** START OF Records for this task **
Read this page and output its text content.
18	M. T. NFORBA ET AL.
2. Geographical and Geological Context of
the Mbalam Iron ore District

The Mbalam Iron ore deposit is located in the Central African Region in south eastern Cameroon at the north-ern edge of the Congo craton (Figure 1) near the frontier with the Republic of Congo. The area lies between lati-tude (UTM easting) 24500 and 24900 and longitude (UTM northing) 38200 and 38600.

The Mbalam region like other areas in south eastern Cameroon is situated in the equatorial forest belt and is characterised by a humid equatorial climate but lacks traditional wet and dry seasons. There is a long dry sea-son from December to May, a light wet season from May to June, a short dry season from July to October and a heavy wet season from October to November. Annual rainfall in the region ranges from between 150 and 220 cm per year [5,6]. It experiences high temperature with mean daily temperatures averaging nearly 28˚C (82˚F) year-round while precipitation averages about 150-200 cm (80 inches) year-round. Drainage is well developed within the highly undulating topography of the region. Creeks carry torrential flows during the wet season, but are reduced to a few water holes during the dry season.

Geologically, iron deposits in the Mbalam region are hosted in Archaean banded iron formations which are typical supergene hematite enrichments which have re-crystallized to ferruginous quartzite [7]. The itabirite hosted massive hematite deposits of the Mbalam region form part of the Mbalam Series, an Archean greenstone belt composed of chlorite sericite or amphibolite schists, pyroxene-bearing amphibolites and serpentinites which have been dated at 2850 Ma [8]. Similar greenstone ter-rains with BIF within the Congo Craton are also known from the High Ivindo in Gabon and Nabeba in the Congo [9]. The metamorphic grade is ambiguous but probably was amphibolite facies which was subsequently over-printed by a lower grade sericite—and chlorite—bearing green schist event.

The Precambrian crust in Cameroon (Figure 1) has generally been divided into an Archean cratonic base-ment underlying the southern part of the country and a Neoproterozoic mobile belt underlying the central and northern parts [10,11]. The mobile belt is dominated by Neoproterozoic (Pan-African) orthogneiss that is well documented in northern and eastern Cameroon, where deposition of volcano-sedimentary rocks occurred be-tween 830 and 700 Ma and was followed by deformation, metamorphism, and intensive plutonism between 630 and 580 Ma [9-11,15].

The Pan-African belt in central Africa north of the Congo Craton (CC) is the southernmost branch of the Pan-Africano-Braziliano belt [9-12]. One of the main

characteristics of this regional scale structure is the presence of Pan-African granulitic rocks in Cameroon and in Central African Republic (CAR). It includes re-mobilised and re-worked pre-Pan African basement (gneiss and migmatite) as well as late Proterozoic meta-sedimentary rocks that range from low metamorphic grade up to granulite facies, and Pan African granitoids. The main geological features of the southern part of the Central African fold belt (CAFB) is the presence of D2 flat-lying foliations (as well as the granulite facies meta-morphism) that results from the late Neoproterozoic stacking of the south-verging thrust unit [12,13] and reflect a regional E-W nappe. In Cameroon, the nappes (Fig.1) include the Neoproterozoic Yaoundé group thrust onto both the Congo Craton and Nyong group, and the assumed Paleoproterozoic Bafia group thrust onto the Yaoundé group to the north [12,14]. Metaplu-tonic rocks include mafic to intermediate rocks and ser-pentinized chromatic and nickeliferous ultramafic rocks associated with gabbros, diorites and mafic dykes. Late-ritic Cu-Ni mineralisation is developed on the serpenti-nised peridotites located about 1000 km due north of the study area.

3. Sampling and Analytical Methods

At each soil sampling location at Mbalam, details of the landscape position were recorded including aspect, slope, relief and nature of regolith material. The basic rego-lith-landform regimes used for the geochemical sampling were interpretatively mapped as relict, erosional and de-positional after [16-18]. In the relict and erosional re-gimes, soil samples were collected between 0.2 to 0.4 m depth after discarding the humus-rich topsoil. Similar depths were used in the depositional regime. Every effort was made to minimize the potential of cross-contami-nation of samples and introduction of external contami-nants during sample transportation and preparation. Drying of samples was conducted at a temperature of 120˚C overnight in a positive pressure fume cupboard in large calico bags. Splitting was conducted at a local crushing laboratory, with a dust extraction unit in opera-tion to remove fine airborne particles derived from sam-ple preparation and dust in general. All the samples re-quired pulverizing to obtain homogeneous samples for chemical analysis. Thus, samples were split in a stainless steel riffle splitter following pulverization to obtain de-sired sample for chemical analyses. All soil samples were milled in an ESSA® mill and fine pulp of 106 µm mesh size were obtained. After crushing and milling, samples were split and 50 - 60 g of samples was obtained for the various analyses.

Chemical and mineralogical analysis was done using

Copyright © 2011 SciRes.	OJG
** END OF Records for this task **
* What is being asked
Set down all of the data above, word for word.

* Full output
Read this page and output its text content.
18	M. T. NFORBA ET AL.
2. Geographical and Geological Context of
the Mbalam Iron ore District

The Mbalam Iron ore deposit is located in the Central African Region in south eastern Cameroon at the north-ern edge of the Congo craton (Figure 1) near the frontier with the Republic of Congo. The area lies between lati-tude (UTM easting) 24500 and 24900 and longitude (UTM northing) 38200 and 38600.

The Mbalam region like other areas in south eastern Cameroon is situated in the equatorial forest belt and is characterised by a humid equatorial climate but lacks traditional wet and dry seasons. There is a long dry sea-son from December to May, a light wet season from May to June, a short dry season from July to October and a heavy wet season from October to November. Annual rainfall in the region ranges from between 150 and 220 cm per year [5,6]. It experiences high temperature with mean daily temperatures averaging nearly 28˚C (82˚F) year-round while precipitation averages about 150-200 cm (80 inches) year-round. Drainage is well developed within the highly undulating topography of the region. Creeks carry torrential flows during the wet season, but are reduced to a few water holes during the dry season.

Geologically, iron deposits in the Mbalam region are hosted in Archaean banded iron formations which are typical supergene hematite enrichments which have re-crystallized to ferruginous quartzite [7]. The itabirite hosted massive hematite deposits of the Mbalam region form part of the Mbalam Series, an Archean greenstone belt composed of chlorite sericite or amphibolite schists, pyroxene-bearing amphibolites and serpentinites which have been dated at 2850 Ma [8]. Similar greenstone ter-rains with BIF within the Congo Craton are also known from the High Ivindo in Gabon and Nabeba in the Congo [9]. The metamorphic grade is ambiguous but probably was amphibolite facies which was subsequently over-printed by a lower grade sericite—and chlorite—bearing green schist event.

The Precambrian crust in Cameroon (Figure 1) has generally been divided into an Archean cratonic base-ment underlying the southern part of the country and a Neoproterozoic mobile belt underlying the central and northern parts [10,11]. The mobile belt is dominated by Neoproterozoic (Pan-African) orthogneiss that is well documented in northern and eastern Cameroon, where deposition of volcano-sedimentary rocks occurred be-tween 830 and 700 Ma and was followed by deformation, metamorphism, and intensive plutonism between 630 and 580 Ma [9-11,15].

The Pan-African belt in central Africa north of the Congo Craton (CC) is the southernmost branch of the Pan-Africano-Braziliano belt [9-12]. One of the main

characteristics of this regional scale structure is the presence of Pan-African granulitic rocks in Cameroon and in Central African Republic (CAR). It includes re-mobilised and re-worked pre-Pan African basement (gneiss and migmatite) as well as late Proterozoic meta-sedimentary rocks that range from low metamorphic grade up to granulite facies, and Pan African granitoids. The main geological features of the southern part of the Central African fold belt (CAFB) is the presence of D2 flat-lying foliations (as well as the granulite facies meta-morphism) that results from the late Neoproterozoic stacking of the south-verging thrust unit [12,13] and reflect a regional E-W nappe. In Cameroon, the nappes (Fig.1) include the Neoproterozoic Yaoundé group thrust onto both the Congo Craton and Nyong group, and the assumed Paleoproterozoic Bafia group thrust onto the Yaoundé group to the north [12,14]. Metaplu-tonic rocks include mafic to intermediate rocks and ser-pentinized chromatic and nickeliferous ultramafic rocks associated with gabbros, diorites and mafic dykes. Late-ritic Cu-Ni mineralisation is developed on the serpenti-nised peridotites located about 1000 km due north of the study area.

3. Sampling and Analytical Methods

At each soil sampling location at Mbalam, details of the landscape position were recorded including aspect, slope, relief and nature of regolith material. The basic rego-lith-landform regimes used for the geochemical sampling were interpretatively mapped as relict, erosional and de-positional after [16-18]. In the relict and erosional re-gimes, soil samples were collected between 0.2 to 0.4 m depth after discarding the humus-rich topsoil. Similar depths were used in the depositional regime. Every effort was made to minimize the potential of cross-contami-nation of samples and introduction of external contami-nants during sample transportation and preparation. Drying of samples was conducted at a temperature of 120˚C overnight in a positive pressure fume cupboard in large calico bags. Splitting was conducted at a local crushing laboratory, with a dust extraction unit in opera-tion to remove fine airborne particles derived from sam-ple preparation and dust in general. All the samples re-quired pulverizing to obtain homogeneous samples for chemical analysis. Thus, samples were split in a stainless steel riffle splitter following pulverization to obtain de-sired sample for chemical analyses. All soil samples were milled in an ESSA® mill and fine pulp of 106 µm mesh size were obtained. After crushing and milling, samples were split and 50 - 60 g of samples was obtained for the various analyses.

Chemical and mineralogical analysis was done using

Copyright © 2011 SciRes.	OJG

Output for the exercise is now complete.